● **Supplied records**:
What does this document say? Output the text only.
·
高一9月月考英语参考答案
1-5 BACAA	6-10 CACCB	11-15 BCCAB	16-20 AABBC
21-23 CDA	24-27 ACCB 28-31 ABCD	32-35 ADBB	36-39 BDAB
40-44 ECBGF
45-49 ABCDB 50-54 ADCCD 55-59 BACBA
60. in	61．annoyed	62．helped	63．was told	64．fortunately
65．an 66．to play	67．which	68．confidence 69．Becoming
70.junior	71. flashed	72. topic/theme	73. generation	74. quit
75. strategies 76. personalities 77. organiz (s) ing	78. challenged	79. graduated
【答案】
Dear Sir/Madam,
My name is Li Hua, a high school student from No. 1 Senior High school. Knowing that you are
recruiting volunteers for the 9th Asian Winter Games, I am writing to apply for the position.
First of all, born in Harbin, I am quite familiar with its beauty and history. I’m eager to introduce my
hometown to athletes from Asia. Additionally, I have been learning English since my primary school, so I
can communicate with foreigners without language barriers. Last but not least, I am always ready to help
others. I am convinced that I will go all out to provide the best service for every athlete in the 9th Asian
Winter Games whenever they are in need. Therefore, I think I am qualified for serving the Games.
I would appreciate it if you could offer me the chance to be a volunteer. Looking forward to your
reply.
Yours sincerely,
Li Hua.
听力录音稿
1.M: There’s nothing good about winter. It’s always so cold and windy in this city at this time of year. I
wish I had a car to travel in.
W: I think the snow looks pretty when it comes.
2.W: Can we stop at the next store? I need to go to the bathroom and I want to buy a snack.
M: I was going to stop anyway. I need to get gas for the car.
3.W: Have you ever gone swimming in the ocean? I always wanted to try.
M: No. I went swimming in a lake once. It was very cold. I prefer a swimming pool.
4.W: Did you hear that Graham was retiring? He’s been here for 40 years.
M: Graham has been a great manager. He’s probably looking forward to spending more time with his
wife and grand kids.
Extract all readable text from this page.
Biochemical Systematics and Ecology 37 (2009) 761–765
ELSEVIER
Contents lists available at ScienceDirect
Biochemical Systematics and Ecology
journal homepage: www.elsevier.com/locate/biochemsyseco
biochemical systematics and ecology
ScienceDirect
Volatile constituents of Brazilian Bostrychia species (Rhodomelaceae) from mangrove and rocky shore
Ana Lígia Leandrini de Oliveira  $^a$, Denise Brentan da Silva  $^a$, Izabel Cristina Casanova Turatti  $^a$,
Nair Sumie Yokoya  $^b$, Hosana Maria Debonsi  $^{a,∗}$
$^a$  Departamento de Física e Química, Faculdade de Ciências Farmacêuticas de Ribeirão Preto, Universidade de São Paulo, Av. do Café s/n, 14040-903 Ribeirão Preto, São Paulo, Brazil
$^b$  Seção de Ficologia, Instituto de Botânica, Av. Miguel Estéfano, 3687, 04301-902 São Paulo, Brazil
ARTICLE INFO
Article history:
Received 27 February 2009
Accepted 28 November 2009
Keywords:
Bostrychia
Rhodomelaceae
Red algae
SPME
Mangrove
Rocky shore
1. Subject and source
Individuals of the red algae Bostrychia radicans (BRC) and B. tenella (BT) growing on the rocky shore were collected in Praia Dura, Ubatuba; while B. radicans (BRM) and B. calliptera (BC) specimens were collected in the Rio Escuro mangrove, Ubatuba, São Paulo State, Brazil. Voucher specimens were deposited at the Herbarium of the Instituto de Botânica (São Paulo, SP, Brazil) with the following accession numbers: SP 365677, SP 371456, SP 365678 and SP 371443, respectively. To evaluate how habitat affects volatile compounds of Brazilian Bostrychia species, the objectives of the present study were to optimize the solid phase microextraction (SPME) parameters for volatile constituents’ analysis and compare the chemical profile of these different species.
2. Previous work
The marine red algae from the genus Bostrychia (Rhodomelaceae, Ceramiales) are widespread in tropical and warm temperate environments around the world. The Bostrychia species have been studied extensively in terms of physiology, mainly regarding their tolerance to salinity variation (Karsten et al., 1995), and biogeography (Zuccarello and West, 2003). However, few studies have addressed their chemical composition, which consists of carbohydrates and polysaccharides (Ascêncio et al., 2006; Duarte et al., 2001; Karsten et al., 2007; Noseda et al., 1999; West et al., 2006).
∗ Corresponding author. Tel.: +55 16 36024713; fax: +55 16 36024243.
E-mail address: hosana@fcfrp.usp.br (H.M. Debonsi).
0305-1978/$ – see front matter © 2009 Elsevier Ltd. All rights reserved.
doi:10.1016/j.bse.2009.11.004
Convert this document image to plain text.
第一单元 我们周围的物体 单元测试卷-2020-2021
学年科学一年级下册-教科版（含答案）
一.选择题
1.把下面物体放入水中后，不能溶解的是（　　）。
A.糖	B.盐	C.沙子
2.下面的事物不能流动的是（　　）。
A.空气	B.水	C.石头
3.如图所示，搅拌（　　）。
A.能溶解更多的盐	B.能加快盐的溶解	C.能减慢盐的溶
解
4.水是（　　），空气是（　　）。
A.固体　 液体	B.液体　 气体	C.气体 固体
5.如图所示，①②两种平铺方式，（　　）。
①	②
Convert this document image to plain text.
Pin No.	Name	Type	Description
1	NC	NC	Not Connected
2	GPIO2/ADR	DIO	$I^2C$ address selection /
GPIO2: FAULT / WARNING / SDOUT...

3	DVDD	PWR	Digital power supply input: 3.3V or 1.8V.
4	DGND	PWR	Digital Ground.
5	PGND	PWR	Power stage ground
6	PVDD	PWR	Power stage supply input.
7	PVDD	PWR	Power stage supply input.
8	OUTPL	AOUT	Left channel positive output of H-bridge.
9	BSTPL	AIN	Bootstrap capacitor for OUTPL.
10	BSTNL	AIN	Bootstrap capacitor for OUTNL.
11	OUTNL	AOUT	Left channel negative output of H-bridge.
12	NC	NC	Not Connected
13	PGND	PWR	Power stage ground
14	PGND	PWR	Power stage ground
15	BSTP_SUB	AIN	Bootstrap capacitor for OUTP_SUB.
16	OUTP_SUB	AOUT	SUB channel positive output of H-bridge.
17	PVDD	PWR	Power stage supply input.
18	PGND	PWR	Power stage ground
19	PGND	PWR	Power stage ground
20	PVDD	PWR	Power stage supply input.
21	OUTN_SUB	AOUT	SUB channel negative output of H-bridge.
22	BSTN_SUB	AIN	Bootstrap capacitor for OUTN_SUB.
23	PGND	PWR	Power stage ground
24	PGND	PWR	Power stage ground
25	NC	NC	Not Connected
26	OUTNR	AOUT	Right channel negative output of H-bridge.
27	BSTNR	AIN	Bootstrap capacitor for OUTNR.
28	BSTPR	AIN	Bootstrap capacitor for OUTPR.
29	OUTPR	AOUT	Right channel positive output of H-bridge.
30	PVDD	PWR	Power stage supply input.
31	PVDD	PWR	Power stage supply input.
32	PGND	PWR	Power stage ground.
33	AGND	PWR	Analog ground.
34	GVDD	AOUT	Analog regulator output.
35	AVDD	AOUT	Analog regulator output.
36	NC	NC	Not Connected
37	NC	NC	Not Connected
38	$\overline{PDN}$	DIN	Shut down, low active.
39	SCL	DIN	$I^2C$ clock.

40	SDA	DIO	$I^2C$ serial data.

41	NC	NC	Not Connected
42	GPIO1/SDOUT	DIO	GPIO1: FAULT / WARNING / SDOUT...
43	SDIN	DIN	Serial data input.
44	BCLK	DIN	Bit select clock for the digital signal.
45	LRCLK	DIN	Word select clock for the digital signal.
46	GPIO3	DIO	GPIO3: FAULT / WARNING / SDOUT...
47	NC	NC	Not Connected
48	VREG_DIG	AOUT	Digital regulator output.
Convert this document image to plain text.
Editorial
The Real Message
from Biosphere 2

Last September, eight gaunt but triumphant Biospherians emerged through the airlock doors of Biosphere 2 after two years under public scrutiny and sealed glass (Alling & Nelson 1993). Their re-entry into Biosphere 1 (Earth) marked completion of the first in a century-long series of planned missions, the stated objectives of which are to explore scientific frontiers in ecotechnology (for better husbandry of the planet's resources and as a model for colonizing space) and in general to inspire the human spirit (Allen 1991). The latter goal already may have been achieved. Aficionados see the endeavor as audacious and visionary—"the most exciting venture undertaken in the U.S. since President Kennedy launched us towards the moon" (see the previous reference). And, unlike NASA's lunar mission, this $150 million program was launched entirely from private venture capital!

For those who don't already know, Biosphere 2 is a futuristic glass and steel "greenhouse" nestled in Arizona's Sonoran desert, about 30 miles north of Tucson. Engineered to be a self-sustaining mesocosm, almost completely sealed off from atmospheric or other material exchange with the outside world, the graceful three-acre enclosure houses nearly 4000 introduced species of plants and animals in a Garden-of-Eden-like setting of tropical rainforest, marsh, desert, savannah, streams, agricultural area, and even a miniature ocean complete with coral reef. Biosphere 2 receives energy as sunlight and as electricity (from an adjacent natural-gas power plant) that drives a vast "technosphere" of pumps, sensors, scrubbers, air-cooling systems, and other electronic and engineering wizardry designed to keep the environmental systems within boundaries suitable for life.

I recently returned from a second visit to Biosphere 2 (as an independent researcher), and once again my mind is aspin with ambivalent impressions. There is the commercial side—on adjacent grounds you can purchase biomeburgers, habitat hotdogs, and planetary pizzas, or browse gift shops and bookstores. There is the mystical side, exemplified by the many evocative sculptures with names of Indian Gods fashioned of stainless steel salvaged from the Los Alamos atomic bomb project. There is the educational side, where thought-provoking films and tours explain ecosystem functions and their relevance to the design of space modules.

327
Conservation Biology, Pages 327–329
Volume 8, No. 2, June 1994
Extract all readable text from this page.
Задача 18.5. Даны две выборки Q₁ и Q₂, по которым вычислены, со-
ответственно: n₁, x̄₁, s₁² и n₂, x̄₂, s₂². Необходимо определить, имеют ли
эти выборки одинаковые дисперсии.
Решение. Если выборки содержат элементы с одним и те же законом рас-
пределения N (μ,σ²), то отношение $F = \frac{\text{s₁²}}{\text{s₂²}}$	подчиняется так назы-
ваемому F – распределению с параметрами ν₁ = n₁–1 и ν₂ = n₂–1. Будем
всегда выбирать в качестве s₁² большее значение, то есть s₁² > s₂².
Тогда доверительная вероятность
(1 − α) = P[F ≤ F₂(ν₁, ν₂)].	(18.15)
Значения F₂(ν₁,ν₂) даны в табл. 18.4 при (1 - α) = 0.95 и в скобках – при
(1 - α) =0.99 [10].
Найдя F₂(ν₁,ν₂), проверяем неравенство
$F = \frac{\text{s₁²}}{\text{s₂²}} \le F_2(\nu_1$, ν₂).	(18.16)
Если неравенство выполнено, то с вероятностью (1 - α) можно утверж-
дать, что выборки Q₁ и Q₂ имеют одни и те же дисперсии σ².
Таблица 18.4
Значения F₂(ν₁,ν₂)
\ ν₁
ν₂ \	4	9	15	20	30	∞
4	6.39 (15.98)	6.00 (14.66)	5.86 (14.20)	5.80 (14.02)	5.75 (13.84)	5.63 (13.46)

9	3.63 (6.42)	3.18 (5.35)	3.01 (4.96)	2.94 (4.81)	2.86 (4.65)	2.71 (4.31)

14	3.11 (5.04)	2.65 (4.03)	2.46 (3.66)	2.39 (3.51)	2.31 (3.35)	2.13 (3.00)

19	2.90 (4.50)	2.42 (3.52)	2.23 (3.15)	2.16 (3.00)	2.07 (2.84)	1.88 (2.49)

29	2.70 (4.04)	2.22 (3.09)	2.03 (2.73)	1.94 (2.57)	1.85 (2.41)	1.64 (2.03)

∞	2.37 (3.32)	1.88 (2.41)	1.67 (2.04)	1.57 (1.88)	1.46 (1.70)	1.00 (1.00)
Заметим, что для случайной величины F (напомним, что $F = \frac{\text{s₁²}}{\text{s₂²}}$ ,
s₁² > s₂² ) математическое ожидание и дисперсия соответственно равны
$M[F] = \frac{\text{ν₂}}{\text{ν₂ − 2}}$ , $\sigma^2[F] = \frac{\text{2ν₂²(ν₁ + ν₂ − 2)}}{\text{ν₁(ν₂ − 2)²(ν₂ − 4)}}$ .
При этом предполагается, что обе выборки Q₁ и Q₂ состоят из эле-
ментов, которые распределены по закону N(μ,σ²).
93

● **Instruction**:
How many of these lines contain "Analog"? Write only the number.

● **Result of the exercise**:
3